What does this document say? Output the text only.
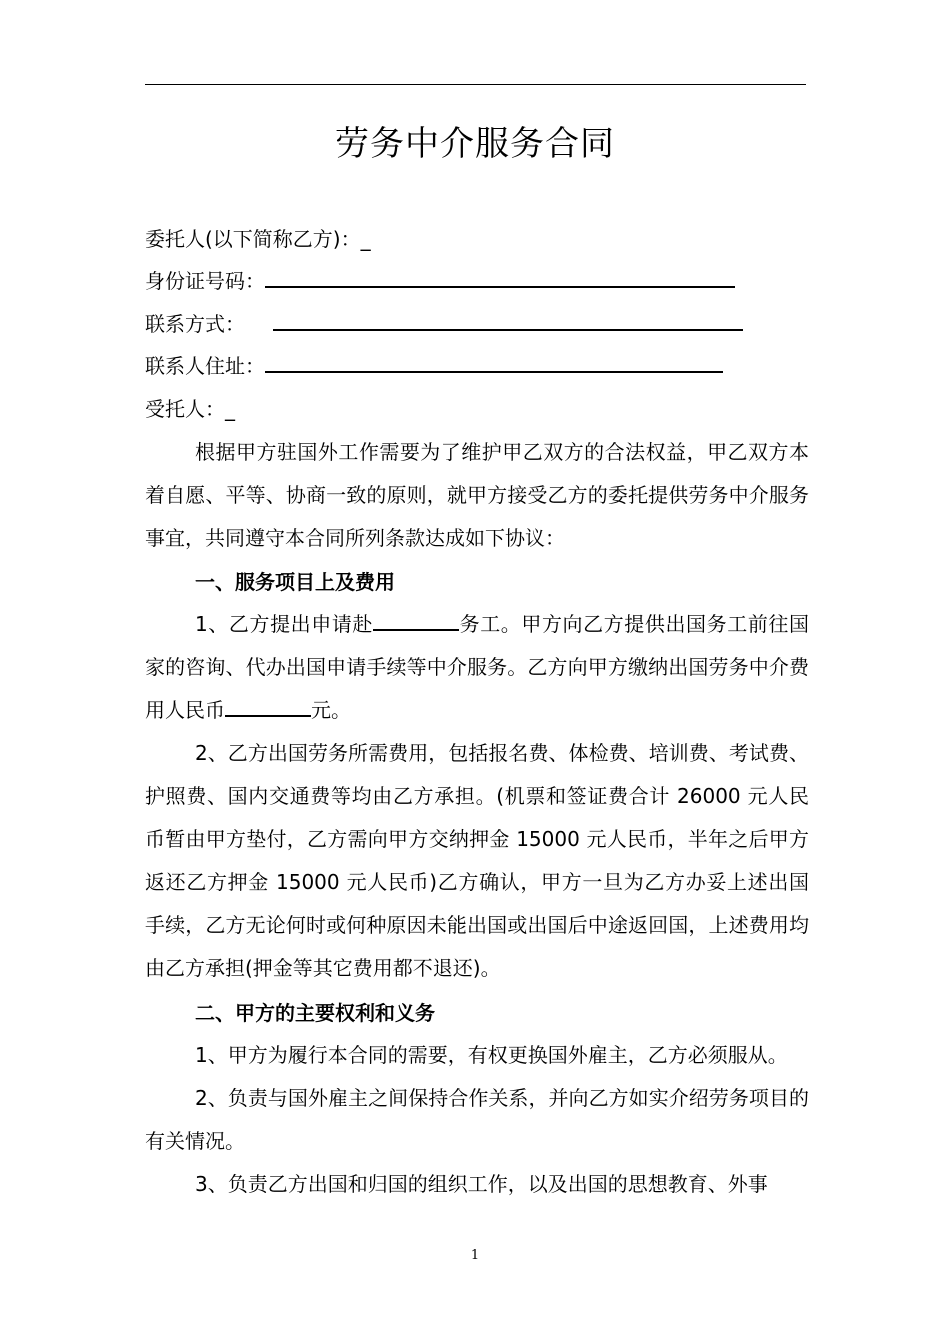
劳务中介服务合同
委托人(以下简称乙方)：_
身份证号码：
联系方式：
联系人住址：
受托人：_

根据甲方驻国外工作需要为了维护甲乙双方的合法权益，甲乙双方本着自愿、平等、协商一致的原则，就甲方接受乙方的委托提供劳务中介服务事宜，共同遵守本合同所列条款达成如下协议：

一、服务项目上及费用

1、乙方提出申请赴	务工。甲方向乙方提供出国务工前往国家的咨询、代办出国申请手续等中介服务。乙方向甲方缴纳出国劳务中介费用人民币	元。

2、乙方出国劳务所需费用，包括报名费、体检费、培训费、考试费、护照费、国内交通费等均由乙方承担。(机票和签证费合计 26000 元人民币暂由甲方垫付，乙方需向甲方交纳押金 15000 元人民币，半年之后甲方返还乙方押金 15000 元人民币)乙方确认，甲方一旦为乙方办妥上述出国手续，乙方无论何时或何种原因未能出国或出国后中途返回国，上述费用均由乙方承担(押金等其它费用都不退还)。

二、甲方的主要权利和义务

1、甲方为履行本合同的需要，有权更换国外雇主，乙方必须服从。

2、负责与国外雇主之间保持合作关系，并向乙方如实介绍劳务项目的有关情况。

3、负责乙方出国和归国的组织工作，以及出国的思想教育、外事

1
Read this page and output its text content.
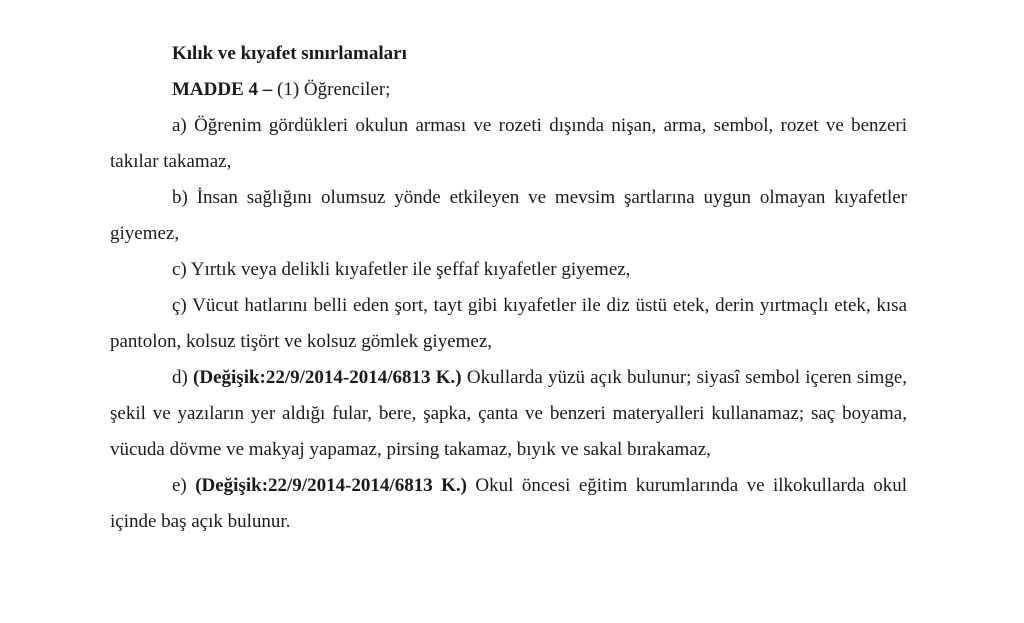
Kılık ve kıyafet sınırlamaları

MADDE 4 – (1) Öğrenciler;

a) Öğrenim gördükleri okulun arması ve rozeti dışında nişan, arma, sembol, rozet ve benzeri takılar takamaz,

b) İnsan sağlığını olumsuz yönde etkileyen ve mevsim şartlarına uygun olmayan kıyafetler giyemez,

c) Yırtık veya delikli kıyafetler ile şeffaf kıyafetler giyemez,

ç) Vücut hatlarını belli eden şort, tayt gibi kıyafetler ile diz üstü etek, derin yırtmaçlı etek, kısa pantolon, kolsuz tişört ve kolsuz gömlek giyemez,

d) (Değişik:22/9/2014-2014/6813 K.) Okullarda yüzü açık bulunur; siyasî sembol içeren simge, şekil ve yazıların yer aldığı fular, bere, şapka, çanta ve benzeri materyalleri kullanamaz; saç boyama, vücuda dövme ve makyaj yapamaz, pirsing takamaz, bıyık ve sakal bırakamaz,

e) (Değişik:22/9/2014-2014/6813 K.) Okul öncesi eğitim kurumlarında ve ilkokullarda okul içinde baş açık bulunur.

════════

From the line with "Read this page and output its text content." down to the end of the entries, retype each line exactly as written, but drop the pictures.

Read this page and output its text content.
Kılık ve kıyafet sınırlamaları

MADDE 4 – (1) Öğrenciler;

a) Öğrenim gördükleri okulun arması ve rozeti dışında nişan, arma, sembol, rozet ve benzeri takılar takamaz,

b) İnsan sağlığını olumsuz yönde etkileyen ve mevsim şartlarına uygun olmayan kıyafetler giyemez,

c) Yırtık veya delikli kıyafetler ile şeffaf kıyafetler giyemez,

ç) Vücut hatlarını belli eden şort, tayt gibi kıyafetler ile diz üstü etek, derin yırtmaçlı etek, kısa pantolon, kolsuz tişört ve kolsuz gömlek giyemez,

d) (Değişik:22/9/2014-2014/6813 K.) Okullarda yüzü açık bulunur; siyasî sembol içeren simge, şekil ve yazıların yer aldığı fular, bere, şapka, çanta ve benzeri materyalleri kullanamaz; saç boyama, vücuda dövme ve makyaj yapamaz, pirsing takamaz, bıyık ve sakal bırakamaz,

e) (Değişik:22/9/2014-2014/6813 K.) Okul öncesi eğitim kurumlarında ve ilkokullarda okul içinde baş açık bulunur.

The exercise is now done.